__GOAL__: Leave out the pictures and repeat every record exactly.

__PROVIDED RECORDS__:

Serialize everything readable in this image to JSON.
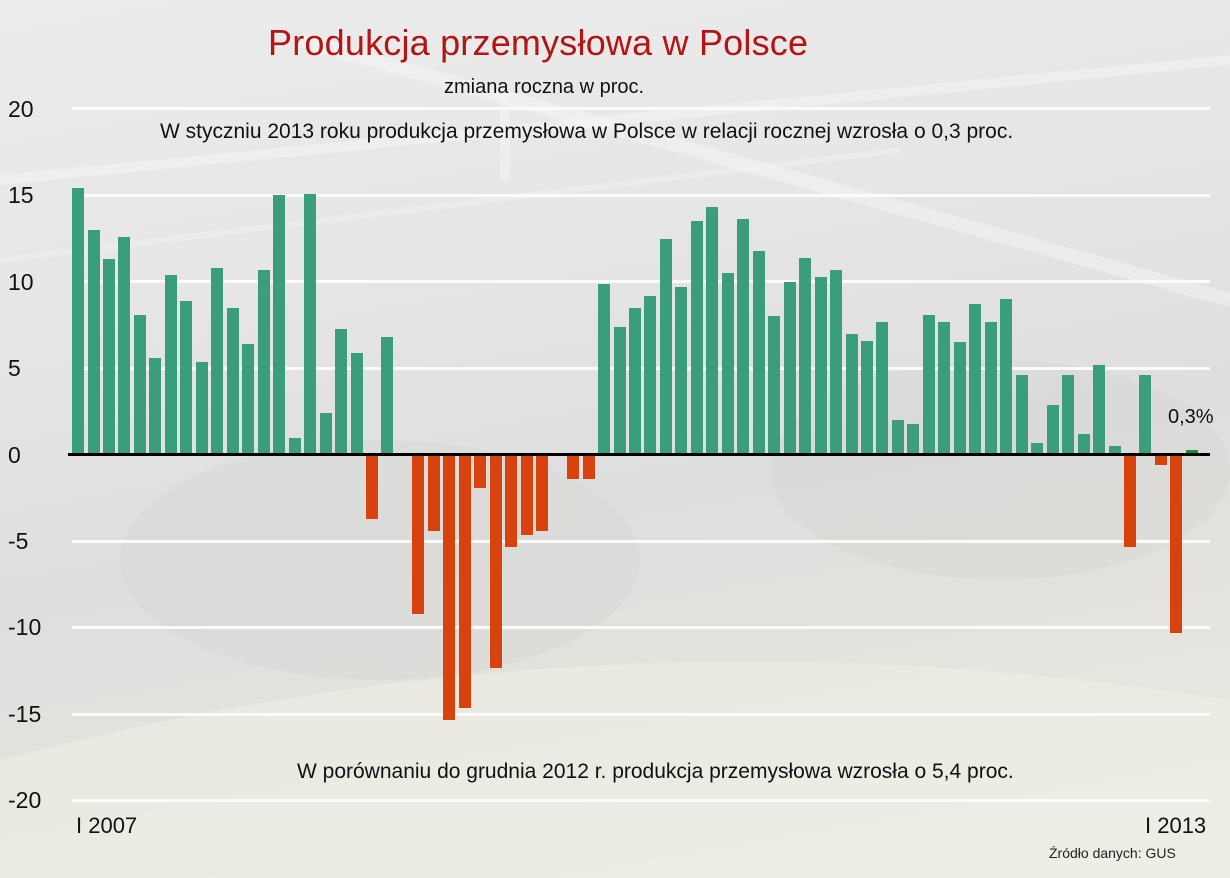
{
  "header": {
    "title": "Produkcja przemysłowa w Polsce",
    "subtitle": "zmiana roczna w proc."
  },
  "annotations": {
    "top": "W styczniu 2013 roku produkcja przemysłowa w Polsce w relacji rocznej wzrosła o 0,3 proc.",
    "bottom": "W porównaniu do grudnia 2012 r. produkcja przemysłowa wzrosła o 5,4 proc.",
    "last_value_label": "0,3%",
    "source": "Źródło danych: GUS"
  },
  "axis": {
    "y_ticks": [
      "20",
      "15",
      "10",
      "5",
      "0",
      "-5",
      "-10",
      "-15",
      "-20"
    ],
    "x_start_label": "I 2007",
    "x_end_label": "I 2013"
  },
  "colors": {
    "title": "#b21515",
    "positive": "#3a9e7c",
    "negative": "#d8420f",
    "highlight": "#1e8f35",
    "zero_line": "#000000",
    "grid": "#fbfbfb"
  },
  "chart_data": {
    "type": "bar",
    "title": "Produkcja przemysłowa w Polsce",
    "subtitle": "zmiana roczna w proc.",
    "xlabel": "",
    "ylabel": "",
    "ylim": [
      -20,
      20
    ],
    "y_ticks": [
      20,
      15,
      10,
      5,
      0,
      -5,
      -10,
      -15,
      -20
    ],
    "grid": true,
    "legend": null,
    "x_range": [
      "I 2007",
      "I 2013"
    ],
    "categories": [
      "2007-01",
      "2007-02",
      "2007-03",
      "2007-04",
      "2007-05",
      "2007-06",
      "2007-07",
      "2007-08",
      "2007-09",
      "2007-10",
      "2007-11",
      "2007-12",
      "2008-01",
      "2008-02",
      "2008-03",
      "2008-04",
      "2008-05",
      "2008-06",
      "2008-07",
      "2008-08",
      "2008-09",
      "2008-10",
      "2008-11",
      "2008-12",
      "2009-01",
      "2009-02",
      "2009-03",
      "2009-04",
      "2009-05",
      "2009-06",
      "2009-07",
      "2009-08",
      "2009-09",
      "2009-10",
      "2009-11",
      "2009-12",
      "2010-01",
      "2010-02",
      "2010-03",
      "2010-04",
      "2010-05",
      "2010-06",
      "2010-07",
      "2010-08",
      "2010-09",
      "2010-10",
      "2010-11",
      "2010-12",
      "2011-01",
      "2011-02",
      "2011-03",
      "2011-04",
      "2011-05",
      "2011-06",
      "2011-07",
      "2011-08",
      "2011-09",
      "2011-10",
      "2011-11",
      "2011-12",
      "2012-01",
      "2012-02",
      "2012-03",
      "2012-04",
      "2012-05",
      "2012-06",
      "2012-07",
      "2012-08",
      "2012-09",
      "2012-10",
      "2012-11",
      "2012-12",
      "2013-01"
    ],
    "values": [
      15.4,
      13.0,
      11.3,
      12.6,
      8.1,
      5.6,
      10.4,
      8.9,
      5.4,
      10.8,
      8.5,
      6.4,
      10.7,
      15.0,
      1.0,
      15.1,
      2.4,
      7.3,
      5.9,
      -3.7,
      6.8,
      0.0,
      -9.2,
      -4.4,
      -15.3,
      -14.6,
      -1.9,
      -12.3,
      -5.3,
      -4.6,
      -4.4,
      0.1,
      -1.4,
      -1.4,
      9.9,
      7.4,
      8.5,
      9.2,
      12.5,
      9.7,
      13.5,
      14.3,
      10.5,
      13.6,
      11.8,
      8.0,
      10.0,
      11.4,
      10.3,
      10.7,
      7.0,
      6.6,
      7.7,
      2.0,
      1.8,
      8.1,
      7.7,
      6.5,
      8.7,
      7.7,
      9.0,
      4.6,
      0.7,
      2.9,
      4.6,
      1.2,
      5.2,
      0.5,
      -5.3,
      4.6,
      -0.6,
      -10.3,
      0.3
    ],
    "annotations": [
      "W styczniu 2013 roku produkcja przemysłowa w Polsce w relacji rocznej wzrosła o 0,3 proc.",
      "W porównaniu do grudnia 2012 r. produkcja przemysłowa wzrosła o 5,4 proc.",
      "0,3%"
    ],
    "source": "Źródło danych: GUS"
  }
}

__FULL ANSWER__:
Serialize everything readable in this image to JSON.
{
  "header": {
    "title": "Produkcja przemysłowa w Polsce",
    "subtitle": "zmiana roczna w proc."
  },
  "annotations": {
    "top": "W styczniu 2013 roku produkcja przemysłowa w Polsce w relacji rocznej wzrosła o 0,3 proc.",
    "bottom": "W porównaniu do grudnia 2012 r. produkcja przemysłowa wzrosła o 5,4 proc.",
    "last_value_label": "0,3%",
    "source": "Źródło danych: GUS"
  },
  "axis": {
    "y_ticks": [
      "20",
      "15",
      "10",
      "5",
      "0",
      "-5",
      "-10",
      "-15",
      "-20"
    ],
    "x_start_label": "I 2007",
    "x_end_label": "I 2013"
  },
  "colors": {
    "title": "#b21515",
    "positive": "#3a9e7c",
    "negative": "#d8420f",
    "highlight": "#1e8f35",
    "zero_line": "#000000",
    "grid": "#fbfbfb"
  },
  "chart_data": {
    "type": "bar",
    "title": "Produkcja przemysłowa w Polsce",
    "subtitle": "zmiana roczna w proc.",
    "xlabel": "",
    "ylabel": "",
    "ylim": [
      -20,
      20
    ],
    "y_ticks": [
      20,
      15,
      10,
      5,
      0,
      -5,
      -10,
      -15,
      -20
    ],
    "grid": true,
    "legend": null,
    "x_range": [
      "I 2007",
      "I 2013"
    ],
    "categories": [
      "2007-01",
      "2007-02",
      "2007-03",
      "2007-04",
      "2007-05",
      "2007-06",
      "2007-07",
      "2007-08",
      "2007-09",
      "2007-10",
      "2007-11",
      "2007-12",
      "2008-01",
      "2008-02",
      "2008-03",
      "2008-04",
      "2008-05",
      "2008-06",
      "2008-07",
      "2008-08",
      "2008-09",
      "2008-10",
      "2008-11",
      "2008-12",
      "2009-01",
      "2009-02",
      "2009-03",
      "2009-04",
      "2009-05",
      "2009-06",
      "2009-07",
      "2009-08",
      "2009-09",
      "2009-10",
      "2009-11",
      "2009-12",
      "2010-01",
      "2010-02",
      "2010-03",
      "2010-04",
      "2010-05",
      "2010-06",
      "2010-07",
      "2010-08",
      "2010-09",
      "2010-10",
      "2010-11",
      "2010-12",
      "2011-01",
      "2011-02",
      "2011-03",
      "2011-04",
      "2011-05",
      "2011-06",
      "2011-07",
      "2011-08",
      "2011-09",
      "2011-10",
      "2011-11",
      "2011-12",
      "2012-01",
      "2012-02",
      "2012-03",
      "2012-04",
      "2012-05",
      "2012-06",
      "2012-07",
      "2012-08",
      "2012-09",
      "2012-10",
      "2012-11",
      "2012-12",
      "2013-01"
    ],
    "values": [
      15.4,
      13.0,
      11.3,
      12.6,
      8.1,
      5.6,
      10.4,
      8.9,
      5.4,
      10.8,
      8.5,
      6.4,
      10.7,
      15.0,
      1.0,
      15.1,
      2.4,
      7.3,
      5.9,
      -3.7,
      6.8,
      0.0,
      -9.2,
      -4.4,
      -15.3,
      -14.6,
      -1.9,
      -12.3,
      -5.3,
      -4.6,
      -4.4,
      0.1,
      -1.4,
      -1.4,
      9.9,
      7.4,
      8.5,
      9.2,
      12.5,
      9.7,
      13.5,
      14.3,
      10.5,
      13.6,
      11.8,
      8.0,
      10.0,
      11.4,
      10.3,
      10.7,
      7.0,
      6.6,
      7.7,
      2.0,
      1.8,
      8.1,
      7.7,
      6.5,
      8.7,
      7.7,
      9.0,
      4.6,
      0.7,
      2.9,
      4.6,
      1.2,
      5.2,
      0.5,
      -5.3,
      4.6,
      -0.6,
      -10.3,
      0.3
    ],
    "annotations": [
      "W styczniu 2013 roku produkcja przemysłowa w Polsce w relacji rocznej wzrosła o 0,3 proc.",
      "W porównaniu do grudnia 2012 r. produkcja przemysłowa wzrosła o 5,4 proc.",
      "0,3%"
    ],
    "source": "Źródło danych: GUS"
  }
}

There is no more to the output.